§ **Given task**: How many lines in the records below hold the string "Frequency"? Answer with the number alone.

§ **Records for this task**:
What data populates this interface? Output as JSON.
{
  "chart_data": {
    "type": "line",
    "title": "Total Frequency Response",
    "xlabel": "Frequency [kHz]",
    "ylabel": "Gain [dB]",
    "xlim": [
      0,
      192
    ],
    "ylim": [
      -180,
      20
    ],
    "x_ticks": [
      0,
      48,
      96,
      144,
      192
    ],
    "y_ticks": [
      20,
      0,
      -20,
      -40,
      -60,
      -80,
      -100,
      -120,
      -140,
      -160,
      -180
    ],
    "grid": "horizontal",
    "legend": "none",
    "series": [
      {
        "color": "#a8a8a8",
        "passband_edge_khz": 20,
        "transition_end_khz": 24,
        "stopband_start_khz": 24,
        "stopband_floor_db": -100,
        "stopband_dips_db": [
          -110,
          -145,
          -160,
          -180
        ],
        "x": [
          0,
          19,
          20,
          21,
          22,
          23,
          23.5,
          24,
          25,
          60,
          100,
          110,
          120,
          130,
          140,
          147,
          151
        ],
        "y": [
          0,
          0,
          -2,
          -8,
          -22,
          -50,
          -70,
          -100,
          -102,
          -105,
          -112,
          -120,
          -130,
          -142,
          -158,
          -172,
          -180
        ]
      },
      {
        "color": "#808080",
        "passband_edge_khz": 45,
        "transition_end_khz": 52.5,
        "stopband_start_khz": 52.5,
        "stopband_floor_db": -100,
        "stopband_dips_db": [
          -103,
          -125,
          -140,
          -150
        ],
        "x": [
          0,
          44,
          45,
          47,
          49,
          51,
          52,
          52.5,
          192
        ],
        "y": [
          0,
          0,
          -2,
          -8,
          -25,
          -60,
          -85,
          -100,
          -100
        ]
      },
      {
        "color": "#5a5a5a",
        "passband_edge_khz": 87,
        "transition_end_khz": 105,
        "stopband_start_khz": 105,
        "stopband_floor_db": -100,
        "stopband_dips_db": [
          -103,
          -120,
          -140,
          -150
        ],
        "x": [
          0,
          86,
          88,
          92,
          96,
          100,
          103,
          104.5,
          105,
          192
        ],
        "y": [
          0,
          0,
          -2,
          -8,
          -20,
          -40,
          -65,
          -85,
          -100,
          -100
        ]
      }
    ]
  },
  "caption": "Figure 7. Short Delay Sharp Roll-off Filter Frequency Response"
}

§ **Finished task**: 3